▶ WHAT TO DO: Check every line of the data below for the string "Xbox", and copy the ones that hold it.

[Stored data]
···
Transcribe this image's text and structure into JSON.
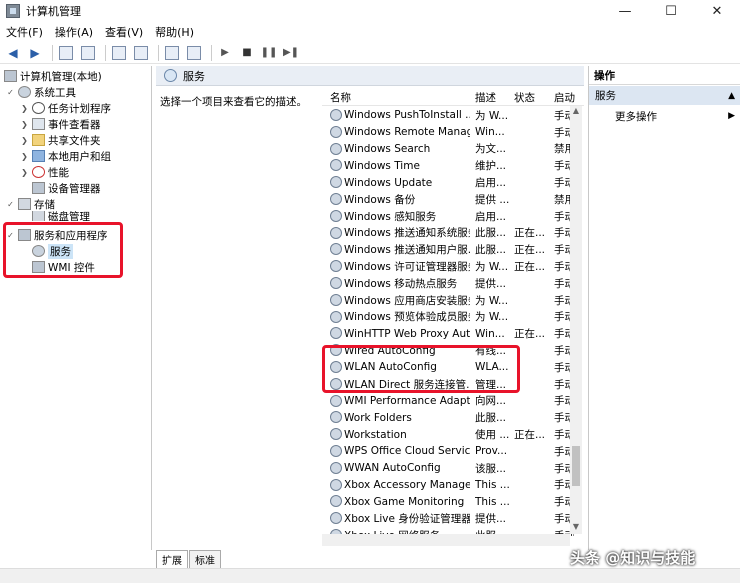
{
  "window": {
    "title": "计算机管理",
    "minimize": "—",
    "maximize": "☐",
    "close": "✕"
  },
  "menu": [
    "文件(F)",
    "操作(A)",
    "查看(V)",
    "帮助(H)"
  ],
  "tree": {
    "root": "计算机管理(本地)",
    "system_tools": "系统工具",
    "task_scheduler": "任务计划程序",
    "event_viewer": "事件查看器",
    "shared_folders": "共享文件夹",
    "local_users": "本地用户和组",
    "performance": "性能",
    "device_manager": "设备管理器",
    "storage": "存储",
    "disk_management": "磁盘管理",
    "services_apps": "服务和应用程序",
    "services": "服务",
    "wmi": "WMI 控件"
  },
  "center": {
    "header": "服务",
    "description": "选择一个项目来查看它的描述。",
    "columns": {
      "name": "名称",
      "desc": "描述",
      "status": "状态",
      "start": "启动"
    },
    "services": [
      {
        "name": "Windows PushToInstall ...",
        "desc": "为 W...",
        "status": "",
        "start": "手动"
      },
      {
        "name": "Windows Remote Manag...",
        "desc": "Win...",
        "status": "",
        "start": "手动"
      },
      {
        "name": "Windows Search",
        "desc": "为文...",
        "status": "",
        "start": "禁用"
      },
      {
        "name": "Windows Time",
        "desc": "维护...",
        "status": "",
        "start": "手动"
      },
      {
        "name": "Windows Update",
        "desc": "启用...",
        "status": "",
        "start": "手动"
      },
      {
        "name": "Windows 备份",
        "desc": "提供 ...",
        "status": "",
        "start": "禁用"
      },
      {
        "name": "Windows 感知服务",
        "desc": "启用...",
        "status": "",
        "start": "手动"
      },
      {
        "name": "Windows 推送通知系统服务",
        "desc": "此服...",
        "status": "正在...",
        "start": "手动"
      },
      {
        "name": "Windows 推送通知用户服...",
        "desc": "此服...",
        "status": "正在...",
        "start": "手动"
      },
      {
        "name": "Windows 许可证管理器服务",
        "desc": "为 W...",
        "status": "正在...",
        "start": "手动"
      },
      {
        "name": "Windows 移动热点服务",
        "desc": "提供...",
        "status": "",
        "start": "手动"
      },
      {
        "name": "Windows 应用商店安装服务",
        "desc": "为 W...",
        "status": "",
        "start": "手动"
      },
      {
        "name": "Windows 预览体验成员服务",
        "desc": "为 W...",
        "status": "",
        "start": "手动"
      },
      {
        "name": "WinHTTP Web Proxy Aut...",
        "desc": "Win...",
        "status": "正在...",
        "start": "手动"
      },
      {
        "name": "Wired AutoConfig",
        "desc": "有线...",
        "status": "",
        "start": "手动"
      },
      {
        "name": "WLAN AutoConfig",
        "desc": "WLA...",
        "status": "",
        "start": "手动"
      },
      {
        "name": "WLAN Direct 服务连接管...",
        "desc": "管理...",
        "status": "",
        "start": "手动"
      },
      {
        "name": "WMI Performance Adapt...",
        "desc": "向网...",
        "status": "",
        "start": "手动"
      },
      {
        "name": "Work Folders",
        "desc": "此服...",
        "status": "",
        "start": "手动"
      },
      {
        "name": "Workstation",
        "desc": "使用 ...",
        "status": "正在...",
        "start": "手动"
      },
      {
        "name": "WPS Office Cloud Service",
        "desc": "Prov...",
        "status": "",
        "start": "手动"
      },
      {
        "name": "WWAN AutoConfig",
        "desc": "该服...",
        "status": "",
        "start": "手动"
      },
      {
        "name": "Xbox Accessory Manage...",
        "desc": "This ...",
        "status": "",
        "start": "手动"
      },
      {
        "name": "Xbox Game Monitoring",
        "desc": "This ...",
        "status": "",
        "start": "手动"
      },
      {
        "name": "Xbox Live 身份验证管理器",
        "desc": "提供...",
        "status": "",
        "start": "手动"
      },
      {
        "name": "Xbox Live 网络服务",
        "desc": "此服...",
        "status": "",
        "start": "手动"
      }
    ]
  },
  "tabs": [
    "扩展",
    "标准"
  ],
  "actions": {
    "title": "操作",
    "section": "服务",
    "more": "更多操作"
  },
  "watermark": "头条 @知识与技能"
}
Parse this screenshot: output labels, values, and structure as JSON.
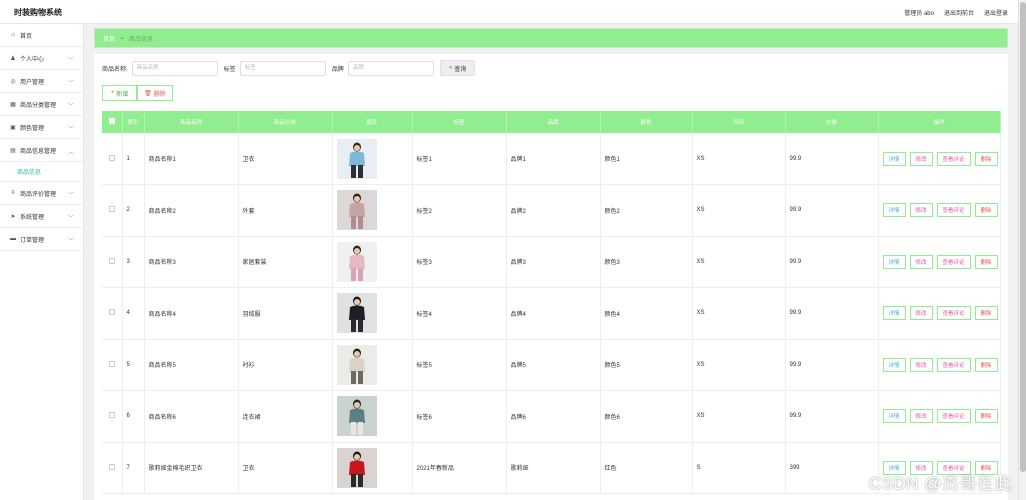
{
  "app": {
    "title": "时装购物系统"
  },
  "header": {
    "admin_label": "管理员 abo",
    "goto_front": "退出到前台",
    "logout": "退出登录"
  },
  "sidebar": {
    "items": [
      {
        "label": "首页",
        "icon": "home-icon",
        "glyph": "⌂",
        "has_chevron": false
      },
      {
        "label": "个人中心",
        "icon": "user-icon",
        "glyph": "♟",
        "has_chevron": true
      },
      {
        "label": "用户管理",
        "icon": "users-icon",
        "glyph": "◎",
        "has_chevron": true
      },
      {
        "label": "商品分类管理",
        "icon": "grid-icon",
        "glyph": "▦",
        "has_chevron": true
      },
      {
        "label": "颜色管理",
        "icon": "palette-icon",
        "glyph": "▣",
        "has_chevron": true
      },
      {
        "label": "商品信息管理",
        "icon": "goods-icon",
        "glyph": "▤",
        "has_chevron": true,
        "expanded": true
      }
    ],
    "active_sub": "商品信息",
    "items_after": [
      {
        "label": "商品评价管理",
        "icon": "list-icon",
        "glyph": "≡",
        "has_chevron": true
      },
      {
        "label": "系统管理",
        "icon": "send-icon",
        "glyph": "➤",
        "has_chevron": true
      },
      {
        "label": "订单管理",
        "icon": "order-icon",
        "glyph": "▬",
        "has_chevron": true
      }
    ]
  },
  "breadcrumb": {
    "home": "首页",
    "separator": "→",
    "current": "商品信息"
  },
  "search": {
    "name_label": "商品名称:",
    "name_placeholder": "商品名称",
    "tag_label": "标签",
    "tag_placeholder": "标签",
    "brand_label": "品牌",
    "brand_placeholder": "品牌",
    "query_button": "查询"
  },
  "actions": {
    "add": "新增",
    "delete": "删除"
  },
  "table": {
    "columns": [
      "索引",
      "商品名称",
      "商品分类",
      "图片",
      "标签",
      "品牌",
      "颜色",
      "尺码",
      "价格",
      "操作"
    ],
    "row_buttons": {
      "detail": "详情",
      "edit": "修改",
      "review": "查看评论",
      "remove": "删除"
    },
    "rows": [
      {
        "index": "1",
        "name": "商品名称1",
        "category": "卫衣",
        "tag": "标签1",
        "brand": "品牌1",
        "color": "颜色1",
        "size": "XS",
        "price": "99.9",
        "img": {
          "bg": "#e9eef2",
          "top": "#7fb7d6",
          "bottom": "#2c2f3a",
          "hair": "#3a2a22"
        }
      },
      {
        "index": "2",
        "name": "商品名称2",
        "category": "外套",
        "tag": "标签2",
        "brand": "品牌2",
        "color": "颜色2",
        "size": "XS",
        "price": "99.9",
        "img": {
          "bg": "#dcd8d6",
          "top": "#c7a3a7",
          "bottom": "#b28c90",
          "hair": "#2b2220"
        }
      },
      {
        "index": "3",
        "name": "商品名称3",
        "category": "家居套装",
        "tag": "标签3",
        "brand": "品牌3",
        "color": "颜色3",
        "size": "XS",
        "price": "99.9",
        "img": {
          "bg": "#eef0f2",
          "top": "#e6b8c2",
          "bottom": "#d8a2b0",
          "hair": "#2d2220"
        }
      },
      {
        "index": "4",
        "name": "商品名称4",
        "category": "羽绒服",
        "tag": "标签4",
        "brand": "品牌4",
        "color": "颜色4",
        "size": "XS",
        "price": "99.9",
        "img": {
          "bg": "#dfe1e3",
          "top": "#1e1f24",
          "bottom": "#2a2b30",
          "hair": "#1a1a1a"
        }
      },
      {
        "index": "5",
        "name": "商品名称5",
        "category": "衬衫",
        "tag": "标签5",
        "brand": "品牌5",
        "color": "颜色5",
        "size": "XS",
        "price": "99.9",
        "img": {
          "bg": "#ecebe8",
          "top": "#d9d2c5",
          "bottom": "#6e6a5e",
          "hair": "#2a201a"
        }
      },
      {
        "index": "6",
        "name": "商品名称6",
        "category": "连衣裙",
        "tag": "标签6",
        "brand": "品牌6",
        "color": "颜色6",
        "size": "XS",
        "price": "99.9",
        "img": {
          "bg": "#c9d4cc",
          "top": "#5c7f86",
          "bottom": "#e8e6e2",
          "hair": "#2c2622"
        }
      },
      {
        "index": "7",
        "name": "歌莉娅金棉毛织卫衣",
        "category": "卫衣",
        "tag": "2021年春新品",
        "brand": "歌莉娅",
        "color": "红色",
        "size": "S",
        "price": "399",
        "img": {
          "bg": "#d9d4d0",
          "top": "#c8161d",
          "bottom": "#2a2a2a",
          "hair": "#1e1410"
        }
      }
    ]
  },
  "watermark": "CSDN @杰哥在此"
}
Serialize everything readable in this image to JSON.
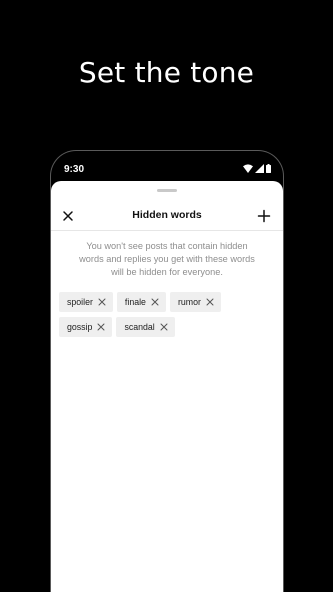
{
  "promo": {
    "headline": "Set the tone"
  },
  "status_bar": {
    "time": "9:30",
    "icons": [
      "wifi-icon",
      "cellular-signal-icon",
      "battery-icon"
    ]
  },
  "sheet": {
    "title": "Hidden words",
    "description": "You won't see posts that contain hidden words and replies you get with these words will be hidden for everyone.",
    "close_icon": "close-icon",
    "add_icon": "plus-icon"
  },
  "hidden_words": [
    {
      "label": "spoiler"
    },
    {
      "label": "finale"
    },
    {
      "label": "rumor"
    },
    {
      "label": "gossip"
    },
    {
      "label": "scandal"
    }
  ],
  "colors": {
    "background": "#000000",
    "sheet": "#ffffff",
    "chip": "#efefef",
    "muted_text": "#8e8e8e"
  }
}
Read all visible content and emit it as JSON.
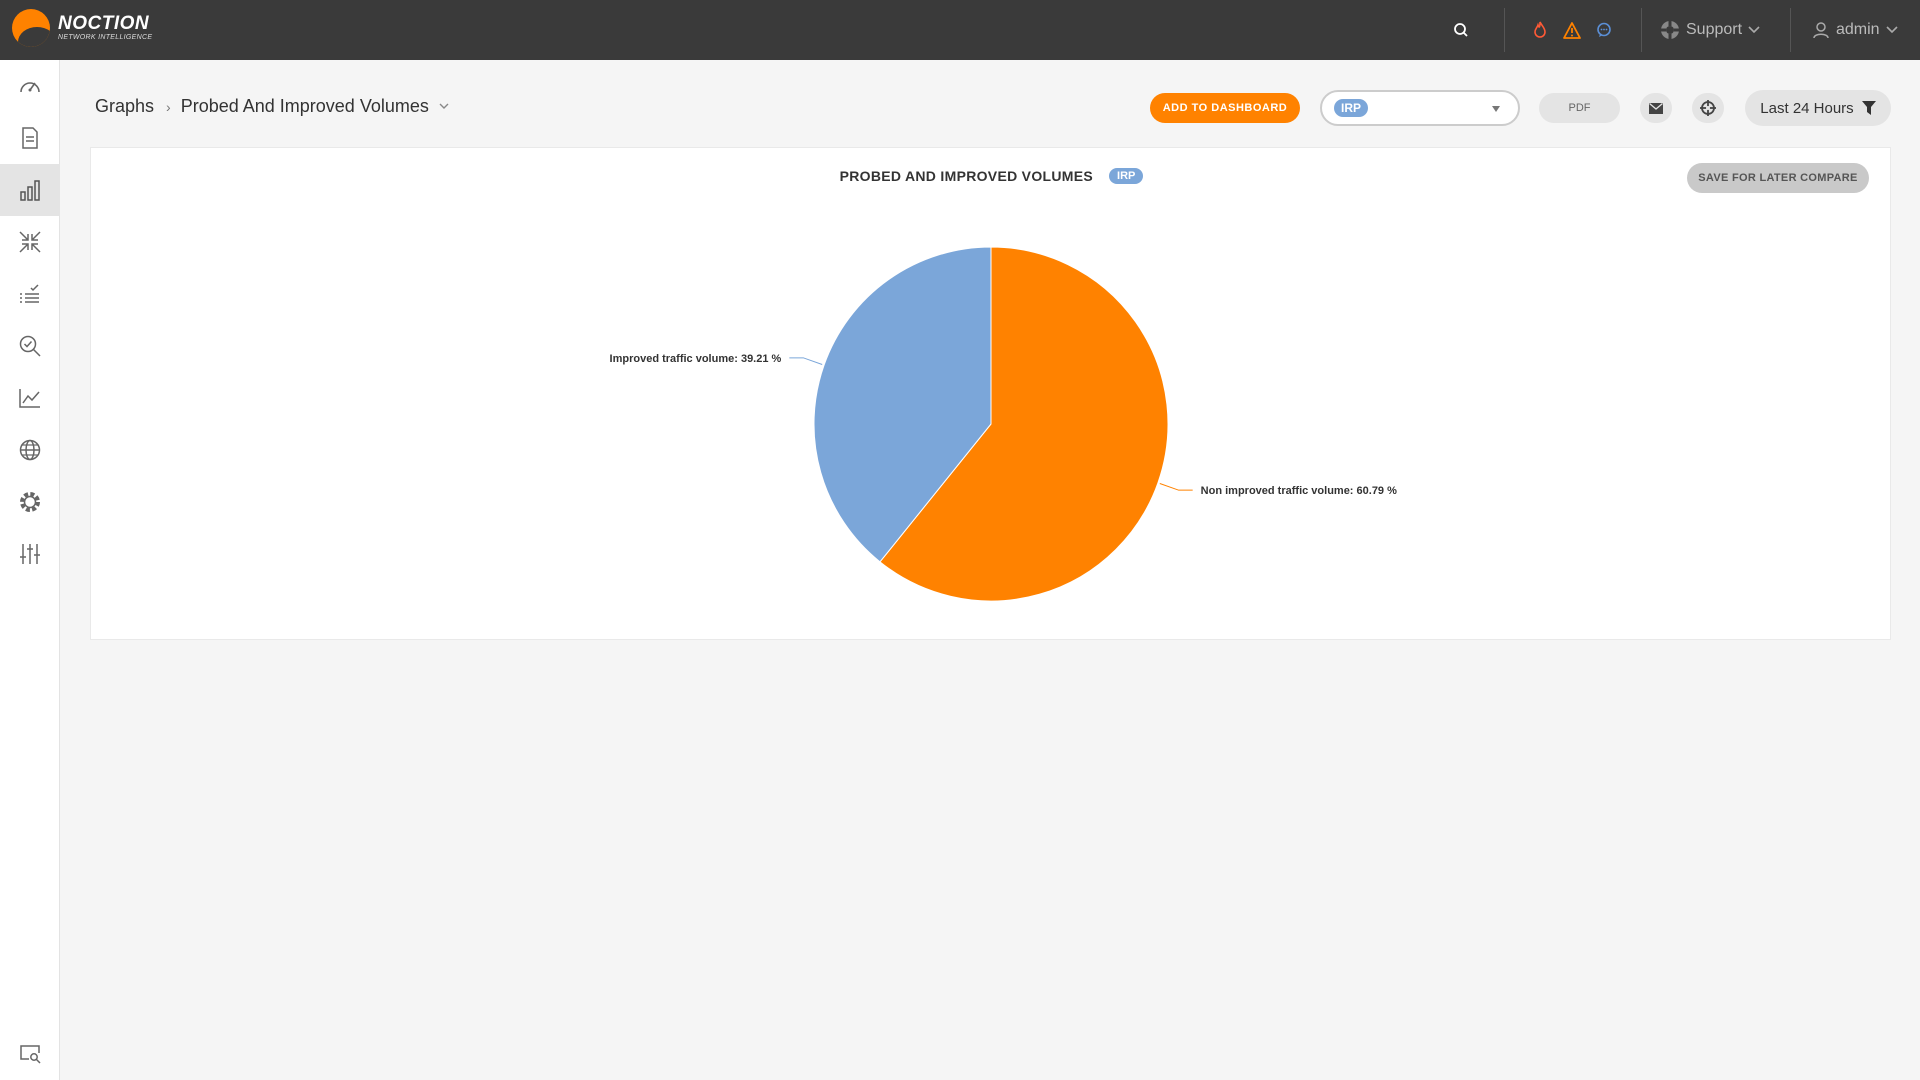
{
  "app": {
    "logo_name": "NOCTION",
    "logo_sub": "NETWORK INTELLIGENCE"
  },
  "topbar": {
    "support_label": "Support",
    "user_label": "admin",
    "icons": [
      "search-icon",
      "flame-icon",
      "warning-icon",
      "chat-icon",
      "support-icon",
      "user-icon"
    ]
  },
  "sidebar": {
    "items": [
      "dashboard-icon",
      "reports-icon",
      "graphs-icon",
      "improvements-icon",
      "events-icon",
      "search-icon",
      "statistics-icon",
      "global-icon",
      "settings-icon",
      "configuration-icon"
    ],
    "bottom_item": "monitor-search-icon",
    "active_index": 2
  },
  "header": {
    "breadcrumb_root": "Graphs",
    "breadcrumb_current": "Probed And Improved Volumes",
    "add_dashboard_label": "ADD TO DASHBOARD",
    "select_value": "IRP",
    "pdf_label": "PDF",
    "time_range_label": "Last 24 Hours"
  },
  "panel": {
    "save_label": "SAVE FOR LATER COMPARE"
  },
  "colors": {
    "accent": "#ff8200",
    "improved": "#7ba6d9",
    "non_improved": "#ff8200"
  },
  "chart_data": {
    "type": "pie",
    "title": "PROBED AND IMPROVED VOLUMES",
    "title_tag": "IRP",
    "slices": [
      {
        "label": "Non improved traffic volume",
        "value": 60.79,
        "text": "Non improved traffic volume: 60.79 %",
        "color": "#ff8200"
      },
      {
        "label": "Improved traffic volume",
        "value": 39.21,
        "text": "Improved traffic volume: 39.21 %",
        "color": "#7ba6d9"
      }
    ]
  }
}
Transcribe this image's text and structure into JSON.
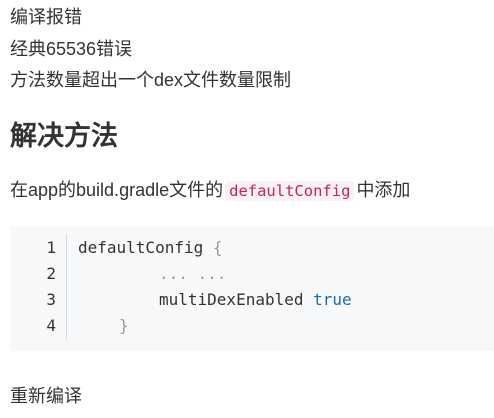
{
  "paragraphs": {
    "p1": "编译报错",
    "p2": "经典65536错误",
    "p3": "方法数量超出一个dex文件数量限制",
    "p5": "重新编译"
  },
  "heading": "解决方法",
  "instruction": {
    "prefix": "在app的build.gradle文件的",
    "code": "defaultConfig",
    "suffix": "中添加"
  },
  "code_block": {
    "line_numbers": [
      "1",
      "2",
      "3",
      "4"
    ],
    "line1": {
      "name": "defaultConfig ",
      "brace": "{"
    },
    "line2": {
      "dots": "... ..."
    },
    "line3": {
      "key": "multiDexEnabled ",
      "value": "true"
    },
    "line4": {
      "brace": "}"
    }
  },
  "colors": {
    "inline_code_text": "#c7254e",
    "inline_code_bg": "#f9f2f4",
    "code_bg": "#f6f8fa",
    "keyword": "#1a6fa8"
  }
}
···
▶ WORKED ANSWER:
        "name": "Xbox Accessory Manage...",
        "name": "Xbox Game Monitoring",
        "name": "Xbox Live 身份验证管理器",
        "name": "Xbox Live 网络服务",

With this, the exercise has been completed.